-- Start of DATA IN THIS EXERCISE --
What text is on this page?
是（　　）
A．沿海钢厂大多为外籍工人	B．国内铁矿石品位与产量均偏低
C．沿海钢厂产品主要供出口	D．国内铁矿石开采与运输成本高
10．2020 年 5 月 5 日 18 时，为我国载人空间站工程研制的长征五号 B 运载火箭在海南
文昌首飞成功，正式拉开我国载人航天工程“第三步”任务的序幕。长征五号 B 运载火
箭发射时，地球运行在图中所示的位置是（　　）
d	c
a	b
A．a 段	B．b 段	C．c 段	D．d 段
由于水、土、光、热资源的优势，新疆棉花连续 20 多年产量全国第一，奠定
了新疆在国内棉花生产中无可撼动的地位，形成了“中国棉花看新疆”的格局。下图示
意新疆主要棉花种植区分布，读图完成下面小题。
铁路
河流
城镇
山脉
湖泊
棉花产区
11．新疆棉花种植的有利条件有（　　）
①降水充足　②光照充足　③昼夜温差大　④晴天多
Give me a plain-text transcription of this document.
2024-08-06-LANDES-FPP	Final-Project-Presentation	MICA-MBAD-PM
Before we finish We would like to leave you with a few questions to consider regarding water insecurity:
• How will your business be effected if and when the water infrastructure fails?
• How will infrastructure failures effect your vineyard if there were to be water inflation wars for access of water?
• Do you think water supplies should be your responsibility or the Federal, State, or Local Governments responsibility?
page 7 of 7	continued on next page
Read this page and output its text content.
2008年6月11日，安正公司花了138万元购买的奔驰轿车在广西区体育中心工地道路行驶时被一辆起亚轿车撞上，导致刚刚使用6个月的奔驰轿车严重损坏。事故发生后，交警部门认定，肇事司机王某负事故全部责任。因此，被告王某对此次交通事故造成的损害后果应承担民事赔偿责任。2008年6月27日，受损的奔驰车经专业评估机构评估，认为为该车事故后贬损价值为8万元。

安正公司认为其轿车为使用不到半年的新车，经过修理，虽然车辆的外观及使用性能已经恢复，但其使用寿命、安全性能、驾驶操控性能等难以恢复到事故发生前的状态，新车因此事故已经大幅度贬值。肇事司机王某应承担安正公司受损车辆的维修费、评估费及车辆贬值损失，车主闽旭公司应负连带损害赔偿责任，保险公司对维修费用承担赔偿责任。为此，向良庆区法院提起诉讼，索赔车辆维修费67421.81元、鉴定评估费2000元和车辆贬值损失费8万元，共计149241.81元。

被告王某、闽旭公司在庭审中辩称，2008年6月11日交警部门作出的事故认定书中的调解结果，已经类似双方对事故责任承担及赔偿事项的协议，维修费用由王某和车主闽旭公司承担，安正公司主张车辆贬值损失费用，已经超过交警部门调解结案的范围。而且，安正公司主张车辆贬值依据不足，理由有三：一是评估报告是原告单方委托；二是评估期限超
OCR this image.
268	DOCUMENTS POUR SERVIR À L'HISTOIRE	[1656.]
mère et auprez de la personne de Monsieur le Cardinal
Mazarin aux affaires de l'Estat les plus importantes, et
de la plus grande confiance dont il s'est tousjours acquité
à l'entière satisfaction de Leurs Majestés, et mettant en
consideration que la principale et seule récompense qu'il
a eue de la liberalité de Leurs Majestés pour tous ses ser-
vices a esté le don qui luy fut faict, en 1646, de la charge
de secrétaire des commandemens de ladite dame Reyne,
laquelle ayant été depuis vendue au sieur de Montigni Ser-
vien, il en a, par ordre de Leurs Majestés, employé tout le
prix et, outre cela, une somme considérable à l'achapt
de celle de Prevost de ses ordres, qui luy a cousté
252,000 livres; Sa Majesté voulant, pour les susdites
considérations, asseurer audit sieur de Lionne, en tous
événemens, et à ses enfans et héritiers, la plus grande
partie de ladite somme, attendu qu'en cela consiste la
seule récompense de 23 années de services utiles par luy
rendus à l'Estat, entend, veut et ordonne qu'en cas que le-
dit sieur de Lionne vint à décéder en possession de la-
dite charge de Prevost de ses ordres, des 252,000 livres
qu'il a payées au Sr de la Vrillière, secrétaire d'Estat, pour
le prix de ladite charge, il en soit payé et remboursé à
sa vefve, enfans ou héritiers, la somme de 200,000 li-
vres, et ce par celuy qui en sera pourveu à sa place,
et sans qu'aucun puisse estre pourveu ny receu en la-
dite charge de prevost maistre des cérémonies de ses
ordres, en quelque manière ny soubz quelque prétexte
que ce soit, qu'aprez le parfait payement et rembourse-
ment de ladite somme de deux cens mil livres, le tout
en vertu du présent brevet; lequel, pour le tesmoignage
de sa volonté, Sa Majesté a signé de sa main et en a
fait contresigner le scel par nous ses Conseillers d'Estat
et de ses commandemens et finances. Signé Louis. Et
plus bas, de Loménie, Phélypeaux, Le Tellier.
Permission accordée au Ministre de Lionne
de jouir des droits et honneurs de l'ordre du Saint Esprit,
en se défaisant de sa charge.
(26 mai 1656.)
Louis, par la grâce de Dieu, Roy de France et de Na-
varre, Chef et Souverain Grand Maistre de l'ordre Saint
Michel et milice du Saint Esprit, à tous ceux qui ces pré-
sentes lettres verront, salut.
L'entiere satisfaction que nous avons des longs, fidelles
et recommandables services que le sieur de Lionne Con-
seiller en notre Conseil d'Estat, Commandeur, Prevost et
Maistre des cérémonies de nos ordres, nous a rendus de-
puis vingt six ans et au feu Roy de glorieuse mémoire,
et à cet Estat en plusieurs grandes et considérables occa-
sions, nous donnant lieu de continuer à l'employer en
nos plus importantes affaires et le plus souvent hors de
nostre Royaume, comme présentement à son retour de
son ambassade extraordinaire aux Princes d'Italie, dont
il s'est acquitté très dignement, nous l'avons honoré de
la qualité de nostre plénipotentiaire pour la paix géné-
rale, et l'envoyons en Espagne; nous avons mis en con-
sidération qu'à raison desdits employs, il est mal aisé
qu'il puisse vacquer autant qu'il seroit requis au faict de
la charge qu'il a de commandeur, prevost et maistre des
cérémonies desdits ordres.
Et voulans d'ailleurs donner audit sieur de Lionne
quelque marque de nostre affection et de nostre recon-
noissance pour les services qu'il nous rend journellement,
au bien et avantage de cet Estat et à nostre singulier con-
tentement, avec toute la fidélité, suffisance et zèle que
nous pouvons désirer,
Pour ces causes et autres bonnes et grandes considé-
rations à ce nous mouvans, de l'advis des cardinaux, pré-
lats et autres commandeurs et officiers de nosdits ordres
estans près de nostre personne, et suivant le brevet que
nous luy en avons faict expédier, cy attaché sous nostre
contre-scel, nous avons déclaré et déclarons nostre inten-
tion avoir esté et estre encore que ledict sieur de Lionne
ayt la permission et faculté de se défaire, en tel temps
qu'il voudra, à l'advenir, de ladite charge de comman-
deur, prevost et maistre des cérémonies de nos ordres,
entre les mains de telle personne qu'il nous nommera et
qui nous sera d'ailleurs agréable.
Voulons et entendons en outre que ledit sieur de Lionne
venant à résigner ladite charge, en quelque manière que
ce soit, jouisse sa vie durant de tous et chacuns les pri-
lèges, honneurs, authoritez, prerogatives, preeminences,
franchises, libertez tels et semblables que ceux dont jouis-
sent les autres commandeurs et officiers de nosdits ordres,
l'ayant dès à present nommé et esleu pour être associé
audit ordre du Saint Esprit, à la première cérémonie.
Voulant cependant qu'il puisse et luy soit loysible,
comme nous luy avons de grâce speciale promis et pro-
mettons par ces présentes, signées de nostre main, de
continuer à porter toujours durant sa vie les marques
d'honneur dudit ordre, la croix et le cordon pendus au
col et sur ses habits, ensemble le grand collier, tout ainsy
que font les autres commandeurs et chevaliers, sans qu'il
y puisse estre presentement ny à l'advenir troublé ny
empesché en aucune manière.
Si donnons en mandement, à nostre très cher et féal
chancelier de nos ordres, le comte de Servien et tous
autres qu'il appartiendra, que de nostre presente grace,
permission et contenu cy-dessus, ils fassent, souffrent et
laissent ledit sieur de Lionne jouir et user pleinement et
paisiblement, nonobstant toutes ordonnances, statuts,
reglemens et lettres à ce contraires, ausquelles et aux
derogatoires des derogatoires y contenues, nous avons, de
-- End of DATA IN THIS EXERCISE --
▶ **WHAT YOU ARE ASKED TO DO**
Reply with one number only: how many lines of the listing hold "estre"?

▶ **EXERCISE OUTPUT**
3